*** EXTRAIT
Aujourd’hui, les IA donnent des réponses, sur un ton docte et rassurant, même si les réponses ne sont pas toujours documentées, ni vraiment très justes. (Ian Spanier/DEEPOL by plainpicture)
publié le 29 mai 2025 à 21h05

«Au milieu des années 1960, le premier robot de conversation a pris la forme d’un psy ! A cette époque, les ingénieurs informaticiens commençaient à concevoir des programmes qui avaient la capacité de répondre, comme dans les jeux d’échecs. Ils ont aussi imaginé des robots capables de répondre à un homme. Le premier programme conversationnel s’appelle Eliza, conçu sur le modèle du psychologue américain, Carl Rogers, et connu pour reformuler les questions – comme dans une caricature de psy. On posait donc une question à Eliza, qui répondait : «Penses-tu vraiment que tu as besoin de conseils sur ce sujet ?» Aujourd’hui, c’est le contraire, les IA donnent des réponses, sur un ton docte et rassurant, même si les réponses ne sont pas toujours documentées, ni vraiment très justes. C’est peut-être cela qui séduit les adeptes de conversations avec IA. Ce qui compte, c’est ce ton rassurant «je sais répondre». Et le fait d’avoir des réponses dans un monde de plus en plus incertain. Nous, les êtres humains, avons très envie de ça.

«On a fabriqué ces machines, à partir de ce qu’a créé Alan Turing. Aujourd’hui, ce pionnier de l’intelligence artificielle serait catégorisé autiste Asperger. A 12 ans, il confie dans ses lettres qu’il est très mal à l’aise avec la parole. Ses profs le lui reprochent et, à son ami du collège, il déclare : je vais inventer une machine qui sera mon porte-parole. Et il crée, d’une manière très rigide, avec le zéro et le un, le codage informatique binaire.
******
*** DONNÉES FOURNIES
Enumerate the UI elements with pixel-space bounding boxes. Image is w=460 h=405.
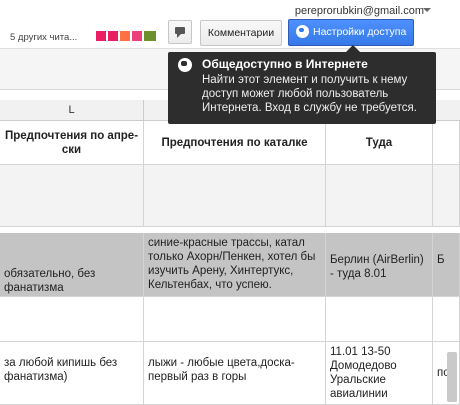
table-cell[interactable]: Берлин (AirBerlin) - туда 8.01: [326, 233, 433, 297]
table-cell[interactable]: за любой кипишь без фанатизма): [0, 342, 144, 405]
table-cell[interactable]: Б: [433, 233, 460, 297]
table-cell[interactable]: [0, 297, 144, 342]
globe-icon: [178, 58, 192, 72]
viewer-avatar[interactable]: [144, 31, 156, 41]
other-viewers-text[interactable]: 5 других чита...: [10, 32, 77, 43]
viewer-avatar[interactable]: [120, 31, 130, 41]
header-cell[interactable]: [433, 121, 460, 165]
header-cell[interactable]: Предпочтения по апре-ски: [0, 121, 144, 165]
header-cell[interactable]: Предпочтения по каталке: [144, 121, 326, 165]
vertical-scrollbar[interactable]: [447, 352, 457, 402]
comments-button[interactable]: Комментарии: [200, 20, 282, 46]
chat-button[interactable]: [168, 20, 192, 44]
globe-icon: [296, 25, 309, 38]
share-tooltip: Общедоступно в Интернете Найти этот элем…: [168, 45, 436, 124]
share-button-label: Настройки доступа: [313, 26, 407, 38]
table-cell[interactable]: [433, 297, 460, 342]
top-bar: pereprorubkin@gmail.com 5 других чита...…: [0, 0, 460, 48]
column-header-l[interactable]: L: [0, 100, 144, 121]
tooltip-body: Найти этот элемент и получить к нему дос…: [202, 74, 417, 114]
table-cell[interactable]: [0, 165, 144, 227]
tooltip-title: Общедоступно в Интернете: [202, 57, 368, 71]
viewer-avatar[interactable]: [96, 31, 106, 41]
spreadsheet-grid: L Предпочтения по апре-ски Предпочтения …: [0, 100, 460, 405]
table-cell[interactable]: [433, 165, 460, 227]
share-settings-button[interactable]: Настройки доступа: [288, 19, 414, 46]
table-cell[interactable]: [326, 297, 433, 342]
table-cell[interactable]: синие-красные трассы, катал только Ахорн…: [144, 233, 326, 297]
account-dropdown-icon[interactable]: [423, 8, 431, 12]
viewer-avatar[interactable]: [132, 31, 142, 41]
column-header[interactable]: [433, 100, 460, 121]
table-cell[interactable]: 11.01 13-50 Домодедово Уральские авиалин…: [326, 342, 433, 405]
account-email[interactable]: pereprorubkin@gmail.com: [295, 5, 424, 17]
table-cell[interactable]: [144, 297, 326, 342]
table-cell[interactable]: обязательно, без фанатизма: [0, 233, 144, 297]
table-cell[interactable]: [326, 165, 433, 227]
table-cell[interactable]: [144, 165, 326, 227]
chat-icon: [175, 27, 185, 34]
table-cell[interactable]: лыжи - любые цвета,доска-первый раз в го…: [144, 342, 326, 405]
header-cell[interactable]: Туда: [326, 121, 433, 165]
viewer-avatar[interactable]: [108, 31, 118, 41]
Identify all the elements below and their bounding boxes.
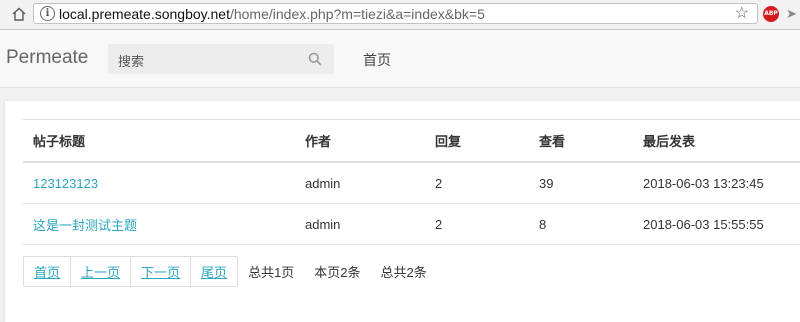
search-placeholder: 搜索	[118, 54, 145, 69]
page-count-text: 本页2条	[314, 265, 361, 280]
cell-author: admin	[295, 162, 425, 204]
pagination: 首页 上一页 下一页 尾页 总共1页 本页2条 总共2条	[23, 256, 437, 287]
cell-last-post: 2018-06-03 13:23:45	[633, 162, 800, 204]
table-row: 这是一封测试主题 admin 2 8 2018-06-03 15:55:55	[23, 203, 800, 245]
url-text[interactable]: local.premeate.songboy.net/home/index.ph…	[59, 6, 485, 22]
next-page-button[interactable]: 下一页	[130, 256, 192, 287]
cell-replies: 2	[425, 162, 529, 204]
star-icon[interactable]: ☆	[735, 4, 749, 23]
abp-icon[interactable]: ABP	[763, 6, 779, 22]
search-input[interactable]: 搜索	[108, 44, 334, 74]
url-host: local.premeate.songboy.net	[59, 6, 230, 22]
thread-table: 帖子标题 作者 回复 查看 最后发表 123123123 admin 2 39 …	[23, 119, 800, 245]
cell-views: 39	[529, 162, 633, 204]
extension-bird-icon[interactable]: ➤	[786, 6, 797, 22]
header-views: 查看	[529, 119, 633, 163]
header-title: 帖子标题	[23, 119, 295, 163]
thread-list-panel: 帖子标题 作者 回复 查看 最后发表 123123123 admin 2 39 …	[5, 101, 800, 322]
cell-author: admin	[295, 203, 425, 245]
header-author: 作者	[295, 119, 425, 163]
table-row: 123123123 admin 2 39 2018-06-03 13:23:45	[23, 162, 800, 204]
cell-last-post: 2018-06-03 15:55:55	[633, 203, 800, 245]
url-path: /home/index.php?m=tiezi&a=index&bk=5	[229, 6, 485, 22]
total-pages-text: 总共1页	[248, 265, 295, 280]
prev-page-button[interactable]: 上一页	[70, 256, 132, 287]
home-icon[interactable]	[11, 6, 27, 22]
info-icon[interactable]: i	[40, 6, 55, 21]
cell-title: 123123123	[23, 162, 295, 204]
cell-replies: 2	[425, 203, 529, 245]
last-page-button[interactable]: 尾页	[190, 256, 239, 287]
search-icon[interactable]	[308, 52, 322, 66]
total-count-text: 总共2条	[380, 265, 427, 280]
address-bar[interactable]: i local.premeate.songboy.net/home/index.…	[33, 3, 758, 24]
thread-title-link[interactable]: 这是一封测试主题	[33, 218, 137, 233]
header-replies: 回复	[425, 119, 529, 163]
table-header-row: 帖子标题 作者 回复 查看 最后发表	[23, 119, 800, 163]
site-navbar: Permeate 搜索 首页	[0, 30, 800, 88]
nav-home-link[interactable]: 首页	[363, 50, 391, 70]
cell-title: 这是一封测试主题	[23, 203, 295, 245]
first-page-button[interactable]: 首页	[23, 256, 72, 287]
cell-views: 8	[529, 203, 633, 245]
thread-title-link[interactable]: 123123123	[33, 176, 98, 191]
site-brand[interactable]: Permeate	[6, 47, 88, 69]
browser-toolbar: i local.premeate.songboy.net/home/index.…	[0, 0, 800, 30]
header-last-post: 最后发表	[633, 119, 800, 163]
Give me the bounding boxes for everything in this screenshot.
******
*** DONNÉES FOURNIES
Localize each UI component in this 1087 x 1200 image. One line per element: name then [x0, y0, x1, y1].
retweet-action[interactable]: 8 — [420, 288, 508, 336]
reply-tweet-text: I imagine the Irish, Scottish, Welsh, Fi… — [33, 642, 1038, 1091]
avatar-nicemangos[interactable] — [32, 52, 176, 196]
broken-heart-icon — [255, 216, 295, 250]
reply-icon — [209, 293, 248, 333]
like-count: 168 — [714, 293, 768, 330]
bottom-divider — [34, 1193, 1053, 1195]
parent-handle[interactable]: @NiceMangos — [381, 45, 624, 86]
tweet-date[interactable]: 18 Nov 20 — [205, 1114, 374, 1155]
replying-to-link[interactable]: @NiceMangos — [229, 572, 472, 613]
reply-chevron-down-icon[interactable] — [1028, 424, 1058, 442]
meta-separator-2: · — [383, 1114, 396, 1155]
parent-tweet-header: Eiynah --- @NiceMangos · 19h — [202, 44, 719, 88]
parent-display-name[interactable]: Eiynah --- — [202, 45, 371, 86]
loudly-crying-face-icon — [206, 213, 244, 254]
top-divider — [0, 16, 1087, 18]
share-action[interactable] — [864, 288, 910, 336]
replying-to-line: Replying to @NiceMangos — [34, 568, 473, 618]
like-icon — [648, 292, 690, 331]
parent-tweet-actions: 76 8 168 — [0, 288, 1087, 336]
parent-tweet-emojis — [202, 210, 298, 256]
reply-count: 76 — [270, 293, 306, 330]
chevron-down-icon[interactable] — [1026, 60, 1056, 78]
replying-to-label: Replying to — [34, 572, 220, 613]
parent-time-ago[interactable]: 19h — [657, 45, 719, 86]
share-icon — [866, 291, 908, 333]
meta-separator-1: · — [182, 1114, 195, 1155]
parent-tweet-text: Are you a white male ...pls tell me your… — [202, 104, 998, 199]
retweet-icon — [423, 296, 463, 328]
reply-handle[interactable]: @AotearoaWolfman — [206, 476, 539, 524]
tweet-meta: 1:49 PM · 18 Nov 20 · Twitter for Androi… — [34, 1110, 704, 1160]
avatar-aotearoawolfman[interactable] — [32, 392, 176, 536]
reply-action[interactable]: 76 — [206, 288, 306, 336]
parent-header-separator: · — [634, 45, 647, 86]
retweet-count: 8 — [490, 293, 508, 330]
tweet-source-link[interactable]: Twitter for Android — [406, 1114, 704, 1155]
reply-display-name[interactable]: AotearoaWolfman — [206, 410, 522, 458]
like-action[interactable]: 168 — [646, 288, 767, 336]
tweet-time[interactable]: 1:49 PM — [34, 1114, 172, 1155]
******
*** DONNÉES FOURNIES
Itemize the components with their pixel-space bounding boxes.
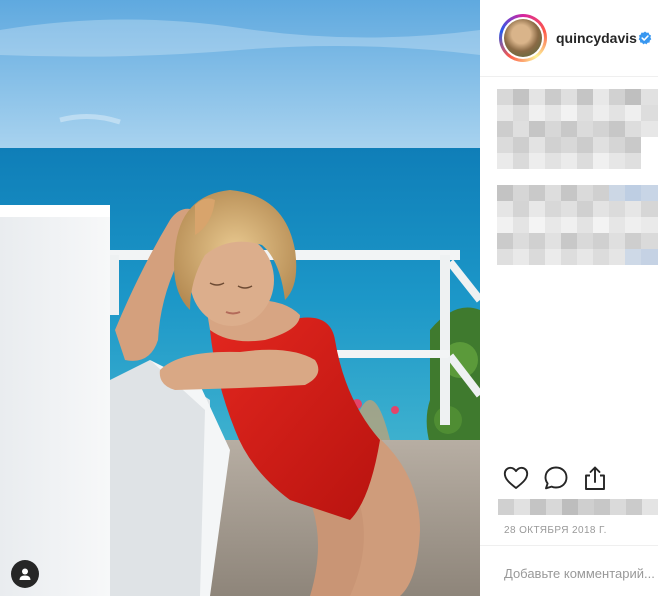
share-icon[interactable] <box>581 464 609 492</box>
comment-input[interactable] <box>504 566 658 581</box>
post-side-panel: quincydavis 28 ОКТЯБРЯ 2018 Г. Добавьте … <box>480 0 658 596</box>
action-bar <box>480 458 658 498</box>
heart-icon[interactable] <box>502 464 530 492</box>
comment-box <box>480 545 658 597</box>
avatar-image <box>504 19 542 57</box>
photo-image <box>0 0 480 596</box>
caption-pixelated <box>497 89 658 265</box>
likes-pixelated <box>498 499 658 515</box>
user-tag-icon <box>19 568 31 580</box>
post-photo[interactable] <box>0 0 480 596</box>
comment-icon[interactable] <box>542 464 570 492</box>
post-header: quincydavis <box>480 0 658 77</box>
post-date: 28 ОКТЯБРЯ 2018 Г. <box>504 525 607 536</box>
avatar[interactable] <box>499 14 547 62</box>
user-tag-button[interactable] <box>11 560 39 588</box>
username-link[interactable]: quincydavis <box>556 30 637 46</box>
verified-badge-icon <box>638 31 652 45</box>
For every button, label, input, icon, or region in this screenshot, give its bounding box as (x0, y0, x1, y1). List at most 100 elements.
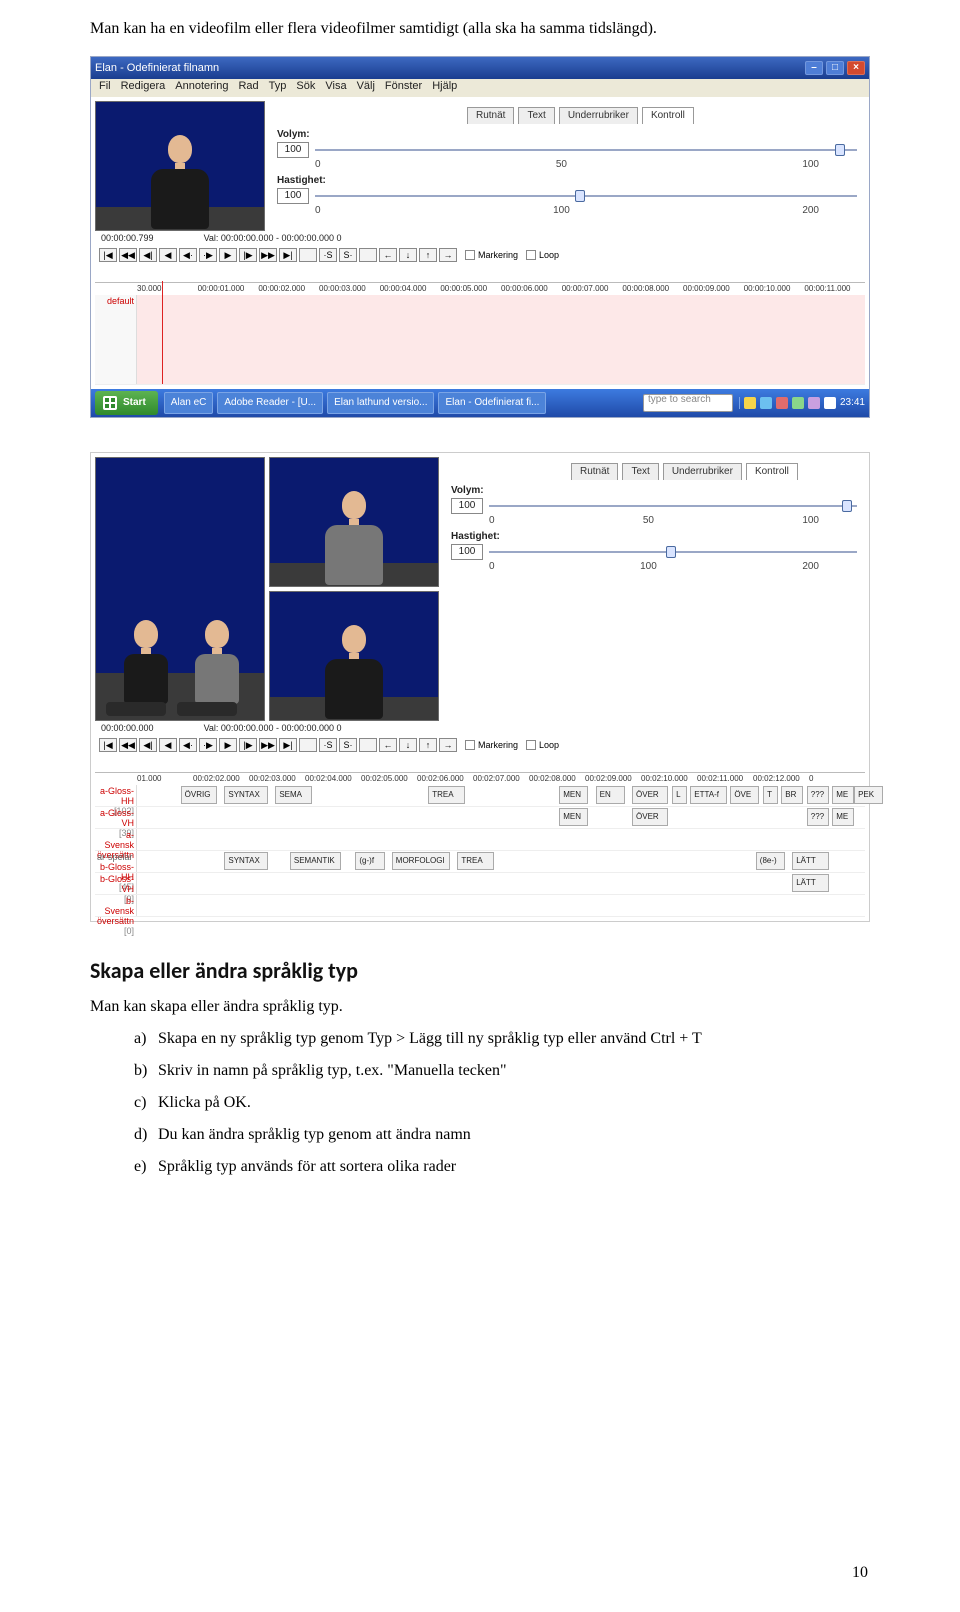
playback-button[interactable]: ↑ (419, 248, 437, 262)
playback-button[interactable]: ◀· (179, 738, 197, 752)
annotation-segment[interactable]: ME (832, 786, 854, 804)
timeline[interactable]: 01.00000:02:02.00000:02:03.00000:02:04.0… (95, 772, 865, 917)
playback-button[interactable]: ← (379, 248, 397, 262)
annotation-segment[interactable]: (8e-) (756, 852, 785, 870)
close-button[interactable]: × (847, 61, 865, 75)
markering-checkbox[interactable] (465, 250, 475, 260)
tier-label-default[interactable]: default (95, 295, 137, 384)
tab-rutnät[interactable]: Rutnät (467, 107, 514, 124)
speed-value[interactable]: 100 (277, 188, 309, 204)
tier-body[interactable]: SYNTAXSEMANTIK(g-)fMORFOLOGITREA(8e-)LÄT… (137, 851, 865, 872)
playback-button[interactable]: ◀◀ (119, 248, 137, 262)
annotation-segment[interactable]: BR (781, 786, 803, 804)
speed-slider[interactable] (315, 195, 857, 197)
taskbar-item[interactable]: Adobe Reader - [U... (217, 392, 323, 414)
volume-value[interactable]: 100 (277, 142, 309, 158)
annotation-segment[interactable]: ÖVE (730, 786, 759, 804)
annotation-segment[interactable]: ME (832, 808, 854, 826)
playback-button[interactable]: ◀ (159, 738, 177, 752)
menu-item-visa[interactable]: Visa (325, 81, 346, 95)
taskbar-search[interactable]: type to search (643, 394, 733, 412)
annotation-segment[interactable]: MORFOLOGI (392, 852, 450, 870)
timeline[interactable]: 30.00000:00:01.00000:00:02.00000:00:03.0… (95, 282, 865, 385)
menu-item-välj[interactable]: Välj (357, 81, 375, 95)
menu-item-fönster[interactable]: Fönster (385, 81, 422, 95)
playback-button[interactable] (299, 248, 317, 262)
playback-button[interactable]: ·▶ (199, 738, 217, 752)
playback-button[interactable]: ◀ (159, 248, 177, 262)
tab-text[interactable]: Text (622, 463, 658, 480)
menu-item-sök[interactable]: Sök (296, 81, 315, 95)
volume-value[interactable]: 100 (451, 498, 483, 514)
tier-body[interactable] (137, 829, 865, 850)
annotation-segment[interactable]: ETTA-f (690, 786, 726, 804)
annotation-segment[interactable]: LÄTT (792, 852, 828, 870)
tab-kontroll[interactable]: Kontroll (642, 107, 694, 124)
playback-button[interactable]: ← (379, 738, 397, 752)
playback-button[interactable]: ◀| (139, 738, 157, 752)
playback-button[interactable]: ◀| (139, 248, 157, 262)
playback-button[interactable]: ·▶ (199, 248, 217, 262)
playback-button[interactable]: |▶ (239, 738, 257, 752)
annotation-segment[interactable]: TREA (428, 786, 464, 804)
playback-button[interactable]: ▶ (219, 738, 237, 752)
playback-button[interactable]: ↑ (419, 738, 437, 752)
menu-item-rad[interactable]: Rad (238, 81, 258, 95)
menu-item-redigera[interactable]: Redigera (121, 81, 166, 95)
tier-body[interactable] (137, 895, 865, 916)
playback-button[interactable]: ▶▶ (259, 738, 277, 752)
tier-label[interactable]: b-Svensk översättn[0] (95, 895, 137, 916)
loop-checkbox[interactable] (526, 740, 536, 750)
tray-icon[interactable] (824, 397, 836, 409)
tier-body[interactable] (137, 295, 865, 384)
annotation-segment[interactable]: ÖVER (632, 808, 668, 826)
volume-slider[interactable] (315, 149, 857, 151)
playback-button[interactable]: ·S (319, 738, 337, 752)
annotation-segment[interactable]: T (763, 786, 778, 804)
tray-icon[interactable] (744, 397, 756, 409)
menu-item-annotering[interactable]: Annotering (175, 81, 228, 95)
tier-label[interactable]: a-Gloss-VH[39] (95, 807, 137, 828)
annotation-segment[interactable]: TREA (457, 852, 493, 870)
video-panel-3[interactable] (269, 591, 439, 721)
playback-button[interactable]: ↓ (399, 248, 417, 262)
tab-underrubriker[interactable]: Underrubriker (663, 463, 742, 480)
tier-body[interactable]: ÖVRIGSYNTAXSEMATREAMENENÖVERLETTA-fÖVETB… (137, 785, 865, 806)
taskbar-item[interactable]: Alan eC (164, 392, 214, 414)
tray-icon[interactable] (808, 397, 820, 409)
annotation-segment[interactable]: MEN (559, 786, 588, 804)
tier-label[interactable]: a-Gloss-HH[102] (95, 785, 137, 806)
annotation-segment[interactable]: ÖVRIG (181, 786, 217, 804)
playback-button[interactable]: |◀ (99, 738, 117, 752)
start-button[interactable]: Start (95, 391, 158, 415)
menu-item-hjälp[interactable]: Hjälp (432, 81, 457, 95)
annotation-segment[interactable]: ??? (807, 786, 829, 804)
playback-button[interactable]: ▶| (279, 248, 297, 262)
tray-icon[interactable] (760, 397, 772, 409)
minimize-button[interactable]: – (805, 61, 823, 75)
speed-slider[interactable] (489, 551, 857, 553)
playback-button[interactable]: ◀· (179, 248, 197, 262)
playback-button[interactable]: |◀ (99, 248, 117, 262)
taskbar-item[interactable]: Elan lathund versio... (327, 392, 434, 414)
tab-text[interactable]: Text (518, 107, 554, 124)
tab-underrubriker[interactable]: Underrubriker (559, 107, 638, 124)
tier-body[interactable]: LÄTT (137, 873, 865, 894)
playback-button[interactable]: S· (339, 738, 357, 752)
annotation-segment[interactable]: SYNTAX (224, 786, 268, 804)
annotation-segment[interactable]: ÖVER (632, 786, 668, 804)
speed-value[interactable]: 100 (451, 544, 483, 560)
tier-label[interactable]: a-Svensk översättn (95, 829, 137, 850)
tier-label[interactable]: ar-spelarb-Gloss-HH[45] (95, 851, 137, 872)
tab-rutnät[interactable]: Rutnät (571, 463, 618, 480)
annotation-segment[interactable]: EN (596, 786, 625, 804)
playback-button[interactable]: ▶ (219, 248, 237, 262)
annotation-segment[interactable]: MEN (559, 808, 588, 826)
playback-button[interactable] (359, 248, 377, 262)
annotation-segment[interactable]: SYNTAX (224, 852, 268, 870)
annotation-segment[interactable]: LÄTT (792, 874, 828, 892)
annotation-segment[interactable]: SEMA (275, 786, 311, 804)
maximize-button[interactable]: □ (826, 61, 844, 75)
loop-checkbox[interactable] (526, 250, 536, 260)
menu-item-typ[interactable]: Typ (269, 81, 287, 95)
******
## [CONSIGNE]
Recopiez sans aucune modification le passage de l'extrait ci-dessus dont les premiers mots contiennent « Aujourd’hui, les IA » et qui se clôt sur « Spanier/DEEPOL by plainpicture) ».

## [CORRIGÉ]
Aujourd’hui, les IA donnent des réponses, sur un ton docte et rassurant, même si les réponses ne sont pas toujours documentées, ni vraiment très justes. (Ian Spanier/DEEPOL by plainpicture)